TASK DESCRIPTION -> From the entries below, please gather each line containing the string "region".

··········

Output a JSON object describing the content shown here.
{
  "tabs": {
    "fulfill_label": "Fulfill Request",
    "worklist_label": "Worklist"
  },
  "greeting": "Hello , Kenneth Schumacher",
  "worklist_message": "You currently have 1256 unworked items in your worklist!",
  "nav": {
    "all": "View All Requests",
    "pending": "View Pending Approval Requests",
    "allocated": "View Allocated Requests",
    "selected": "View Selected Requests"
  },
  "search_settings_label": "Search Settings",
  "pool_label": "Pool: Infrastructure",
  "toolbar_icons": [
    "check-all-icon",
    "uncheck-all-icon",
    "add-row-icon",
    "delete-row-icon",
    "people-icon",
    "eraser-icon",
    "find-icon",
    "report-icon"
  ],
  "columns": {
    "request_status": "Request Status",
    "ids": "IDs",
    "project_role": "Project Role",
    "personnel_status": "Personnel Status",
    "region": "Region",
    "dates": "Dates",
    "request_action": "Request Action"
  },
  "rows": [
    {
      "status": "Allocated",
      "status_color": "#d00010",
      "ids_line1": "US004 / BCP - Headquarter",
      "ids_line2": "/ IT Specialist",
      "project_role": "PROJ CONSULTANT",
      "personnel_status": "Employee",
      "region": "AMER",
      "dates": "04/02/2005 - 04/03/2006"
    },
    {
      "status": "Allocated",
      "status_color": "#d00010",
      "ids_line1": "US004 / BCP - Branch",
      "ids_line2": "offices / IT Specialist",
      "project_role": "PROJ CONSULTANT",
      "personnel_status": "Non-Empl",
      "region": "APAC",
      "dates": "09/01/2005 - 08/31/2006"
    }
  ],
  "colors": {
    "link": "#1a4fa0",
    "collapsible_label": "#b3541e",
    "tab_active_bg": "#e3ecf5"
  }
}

··········

ANSWER FOR THE TASK ->
    "region": "Region",
      "region": "AMER",
      "region": "APAC",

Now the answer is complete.